--- Information provided ---
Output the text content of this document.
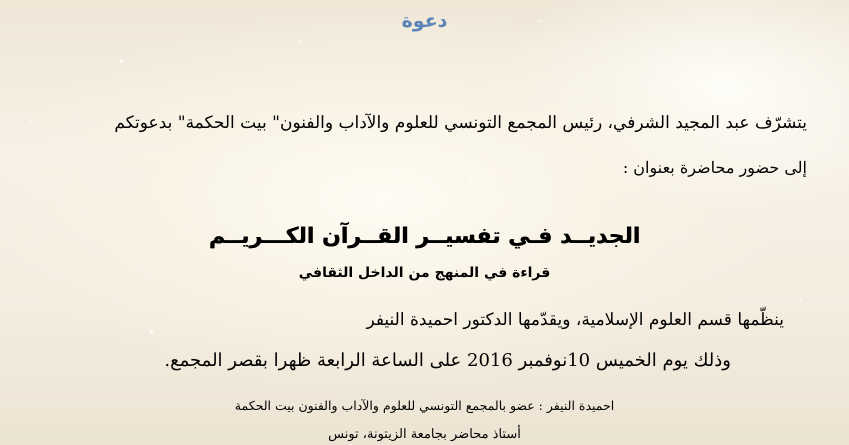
دعوة
يتشرّف عبد المجيد الشرفي، رئيس المجمع التونسي للعلوم والآداب والفنون" بيت الحكمة" بدعوتكم
إلى حضور محاضرة بعنوان :
الجديــد فـي تفسيــر القــرآن الكـــريــم
قراءة في المنهج من الداخل الثقافي
ينظّمها قسم العلوم الإسلامية، ويقدّمها الدكتور احميدة النيفر
وذلك يوم الخميس 10نوفمبر 2016 على الساعة الرابعة ظهرا بقصر المجمع.
احميدة النيفر : عضو بالمجمع التونسي للعلوم والآداب والفنون بيت الحكمة
أستاذ محاضر بجامعة الزيتونة، تونس
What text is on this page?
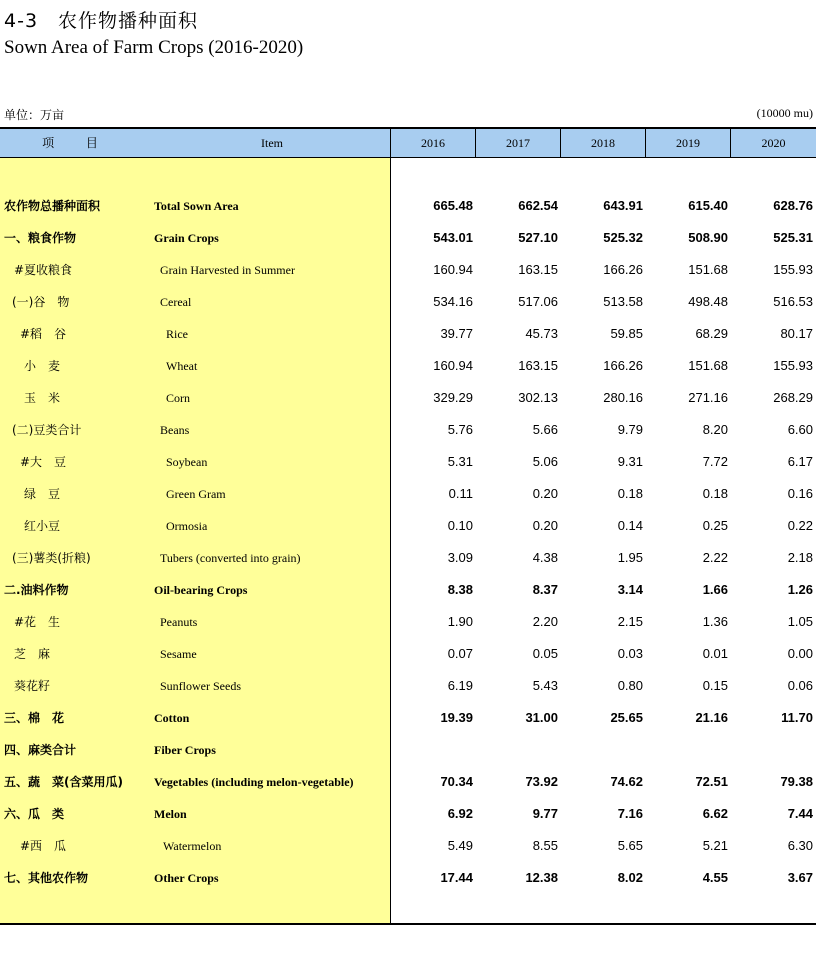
4-3　农作物播种面积
Sown Area of Farm Crops (2016-2020)
单位：万亩	(10000 mu)
项 目	Item	2016	2017	2018	2019	2020
农作物总播种面积	Total Sown Area	665.48	662.54	643.91	615.40	628.76
一、粮食作物	Grain Crops	543.01	527.10	525.32	508.90	525.31
#夏收粮食	Grain Harvested in Summer	160.94	163.15	166.26	151.68	155.93
(一)谷　物	Cereal	534.16	517.06	513.58	498.48	516.53
#稻　谷	Rice	39.77	45.73	59.85	68.29	80.17
小　麦	Wheat	160.94	163.15	166.26	151.68	155.93
玉　米	Corn	329.29	302.13	280.16	271.16	268.29
(二)豆类合计	Beans	5.76	5.66	9.79	8.20	6.60
#大　豆	Soybean	5.31	5.06	9.31	7.72	6.17
绿　豆	Green Gram	0.11	0.20	0.18	0.18	0.16
红小豆	Ormosia	0.10	0.20	0.14	0.25	0.22
(三)薯类(折粮)	Tubers (converted into grain)	3.09	4.38	1.95	2.22	2.18
二.油料作物	Oil-bearing Crops	8.38	8.37	3.14	1.66	1.26
#花　生	Peanuts	1.90	2.20	2.15	1.36	1.05
芝　麻	Sesame	0.07	0.05	0.03	0.01	0.00
葵花籽	Sunflower Seeds	6.19	5.43	0.80	0.15	0.06
三、棉　花	Cotton	19.39	31.00	25.65	21.16	11.70
四、麻类合计	Fiber Crops
五、蔬　菜(含菜用瓜)	Vegetables (including melon-vegetable)	70.34	73.92	74.62	72.51	79.38
六、瓜　类	Melon	6.92	9.77	7.16	6.62	7.44
#西　瓜	Watermelon	5.49	8.55	5.65	5.21	6.30
七、其他农作物	Other Crops	17.44	12.38	8.02	4.55	3.67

--- What is required ---
Isolate the lines above that contain the word "والفنون" and copy them.

--- Exercise response ---
يتشرّف عبد المجيد الشرفي، رئيس المجمع التونسي للعلوم والآداب والفنون" بيت الحكمة" بدعوتكم
احميدة النيفر : عضو بالمجمع التونسي للعلوم والآداب والفنون بيت الحكمة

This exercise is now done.